> [Records from a data collection]

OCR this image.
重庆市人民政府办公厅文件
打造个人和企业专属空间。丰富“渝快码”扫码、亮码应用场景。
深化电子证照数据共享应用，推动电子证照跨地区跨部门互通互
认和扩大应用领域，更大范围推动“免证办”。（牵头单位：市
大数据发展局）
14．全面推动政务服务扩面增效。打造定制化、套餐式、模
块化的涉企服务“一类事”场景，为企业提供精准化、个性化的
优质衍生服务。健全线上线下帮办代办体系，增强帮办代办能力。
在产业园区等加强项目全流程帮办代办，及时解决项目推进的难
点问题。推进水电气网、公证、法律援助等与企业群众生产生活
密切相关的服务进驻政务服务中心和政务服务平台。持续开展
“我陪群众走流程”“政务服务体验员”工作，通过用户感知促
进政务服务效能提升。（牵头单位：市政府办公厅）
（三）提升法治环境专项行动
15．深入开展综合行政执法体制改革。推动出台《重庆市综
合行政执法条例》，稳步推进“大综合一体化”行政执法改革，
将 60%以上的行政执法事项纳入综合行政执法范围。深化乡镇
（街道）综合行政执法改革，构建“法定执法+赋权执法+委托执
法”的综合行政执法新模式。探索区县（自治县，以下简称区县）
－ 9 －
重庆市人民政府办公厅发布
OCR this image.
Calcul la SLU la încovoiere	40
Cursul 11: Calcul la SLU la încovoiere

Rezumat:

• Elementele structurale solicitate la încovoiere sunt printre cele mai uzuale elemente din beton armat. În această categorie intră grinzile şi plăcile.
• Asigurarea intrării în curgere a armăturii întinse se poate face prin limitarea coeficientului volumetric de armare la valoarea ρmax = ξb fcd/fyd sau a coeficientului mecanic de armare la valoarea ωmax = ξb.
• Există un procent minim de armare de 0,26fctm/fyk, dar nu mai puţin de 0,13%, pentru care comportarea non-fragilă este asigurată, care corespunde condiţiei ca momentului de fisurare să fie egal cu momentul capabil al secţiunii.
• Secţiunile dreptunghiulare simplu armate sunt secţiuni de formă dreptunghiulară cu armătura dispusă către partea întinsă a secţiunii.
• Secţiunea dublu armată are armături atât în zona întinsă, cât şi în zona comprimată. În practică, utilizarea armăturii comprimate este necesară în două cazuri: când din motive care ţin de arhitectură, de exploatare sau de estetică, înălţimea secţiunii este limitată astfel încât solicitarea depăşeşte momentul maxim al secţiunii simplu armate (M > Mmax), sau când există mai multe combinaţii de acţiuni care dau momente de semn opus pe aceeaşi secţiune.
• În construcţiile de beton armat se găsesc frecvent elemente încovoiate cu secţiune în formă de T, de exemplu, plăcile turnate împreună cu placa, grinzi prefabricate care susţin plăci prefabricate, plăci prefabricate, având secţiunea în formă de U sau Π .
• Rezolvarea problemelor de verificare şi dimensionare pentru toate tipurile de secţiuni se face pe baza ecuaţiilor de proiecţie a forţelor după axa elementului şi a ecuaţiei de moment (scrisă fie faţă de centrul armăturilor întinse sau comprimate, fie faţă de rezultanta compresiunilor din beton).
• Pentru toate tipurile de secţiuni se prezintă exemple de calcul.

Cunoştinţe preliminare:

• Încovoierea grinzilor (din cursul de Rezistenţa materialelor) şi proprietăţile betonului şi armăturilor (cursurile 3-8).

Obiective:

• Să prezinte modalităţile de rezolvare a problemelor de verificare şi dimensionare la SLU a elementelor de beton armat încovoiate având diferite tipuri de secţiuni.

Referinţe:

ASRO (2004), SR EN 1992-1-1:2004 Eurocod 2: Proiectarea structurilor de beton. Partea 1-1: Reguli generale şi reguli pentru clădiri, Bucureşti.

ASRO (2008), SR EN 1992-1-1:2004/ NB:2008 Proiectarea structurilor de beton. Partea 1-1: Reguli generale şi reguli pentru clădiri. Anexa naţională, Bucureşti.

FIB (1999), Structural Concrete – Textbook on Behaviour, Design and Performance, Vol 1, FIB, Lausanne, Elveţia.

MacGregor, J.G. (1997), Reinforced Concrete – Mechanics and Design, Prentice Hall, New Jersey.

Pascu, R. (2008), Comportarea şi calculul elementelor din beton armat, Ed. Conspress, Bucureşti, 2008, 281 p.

> [What to do] Copy all the records above exactly, missing none.

> [Answer]
OCR this image.
重庆市人民政府办公厅文件
打造个人和企业专属空间。丰富“渝快码”扫码、亮码应用场景。
深化电子证照数据共享应用，推动电子证照跨地区跨部门互通互
认和扩大应用领域，更大范围推动“免证办”。（牵头单位：市
大数据发展局）
14．全面推动政务服务扩面增效。打造定制化、套餐式、模
块化的涉企服务“一类事”场景，为企业提供精准化、个性化的
优质衍生服务。健全线上线下帮办代办体系，增强帮办代办能力。
在产业园区等加强项目全流程帮办代办，及时解决项目推进的难
点问题。推进水电气网、公证、法律援助等与企业群众生产生活
密切相关的服务进驻政务服务中心和政务服务平台。持续开展
“我陪群众走流程”“政务服务体验员”工作，通过用户感知促
进政务服务效能提升。（牵头单位：市政府办公厅）
（三）提升法治环境专项行动
15．深入开展综合行政执法体制改革。推动出台《重庆市综
合行政执法条例》，稳步推进“大综合一体化”行政执法改革，
将 60%以上的行政执法事项纳入综合行政执法范围。深化乡镇
（街道）综合行政执法改革，构建“法定执法+赋权执法+委托执
法”的综合行政执法新模式。探索区县（自治县，以下简称区县）
－ 9 －
重庆市人民政府办公厅发布
OCR this image.
Calcul la SLU la încovoiere	40
Cursul 11: Calcul la SLU la încovoiere

Rezumat:

• Elementele structurale solicitate la încovoiere sunt printre cele mai uzuale elemente din beton armat. În această categorie intră grinzile şi plăcile.
• Asigurarea intrării în curgere a armăturii întinse se poate face prin limitarea coeficientului volumetric de armare la valoarea ρmax = ξb fcd/fyd sau a coeficientului mecanic de armare la valoarea ωmax = ξb.
• Există un procent minim de armare de 0,26fctm/fyk, dar nu mai puţin de 0,13%, pentru care comportarea non-fragilă este asigurată, care corespunde condiţiei ca momentului de fisurare să fie egal cu momentul capabil al secţiunii.
• Secţiunile dreptunghiulare simplu armate sunt secţiuni de formă dreptunghiulară cu armătura dispusă către partea întinsă a secţiunii.
• Secţiunea dublu armată are armături atât în zona întinsă, cât şi în zona comprimată. În practică, utilizarea armăturii comprimate este necesară în două cazuri: când din motive care ţin de arhitectură, de exploatare sau de estetică, înălţimea secţiunii este limitată astfel încât solicitarea depăşeşte momentul maxim al secţiunii simplu armate (M > Mmax), sau când există mai multe combinaţii de acţiuni care dau momente de semn opus pe aceeaşi secţiune.
• În construcţiile de beton armat se găsesc frecvent elemente încovoiate cu secţiune în formă de T, de exemplu, plăcile turnate împreună cu placa, grinzi prefabricate care susţin plăci prefabricate, plăci prefabricate, având secţiunea în formă de U sau Π .
• Rezolvarea problemelor de verificare şi dimensionare pentru toate tipurile de secţiuni se face pe baza ecuaţiilor de proiecţie a forţelor după axa elementului şi a ecuaţiei de moment (scrisă fie faţă de centrul armăturilor întinse sau comprimate, fie faţă de rezultanta compresiunilor din beton).
• Pentru toate tipurile de secţiuni se prezintă exemple de calcul.

Cunoştinţe preliminare:

• Încovoierea grinzilor (din cursul de Rezistenţa materialelor) şi proprietăţile betonului şi armăturilor (cursurile 3-8).

Obiective:

• Să prezinte modalităţile de rezolvare a problemelor de verificare şi dimensionare la SLU a elementelor de beton armat încovoiate având diferite tipuri de secţiuni.

Referinţe:

ASRO (2004), SR EN 1992-1-1:2004 Eurocod 2: Proiectarea structurilor de beton. Partea 1-1: Reguli generale şi reguli pentru clădiri, Bucureşti.

ASRO (2008), SR EN 1992-1-1:2004/ NB:2008 Proiectarea structurilor de beton. Partea 1-1: Reguli generale şi reguli pentru clădiri. Anexa naţională, Bucureşti.

FIB (1999), Structural Concrete – Textbook on Behaviour, Design and Performance, Vol 1, FIB, Lausanne, Elveţia.

MacGregor, J.G. (1997), Reinforced Concrete – Mechanics and Design, Prentice Hall, New Jersey.

Pascu, R. (2008), Comportarea şi calculul elementelor din beton armat, Ed. Conspress, Bucureşti, 2008, 281 p.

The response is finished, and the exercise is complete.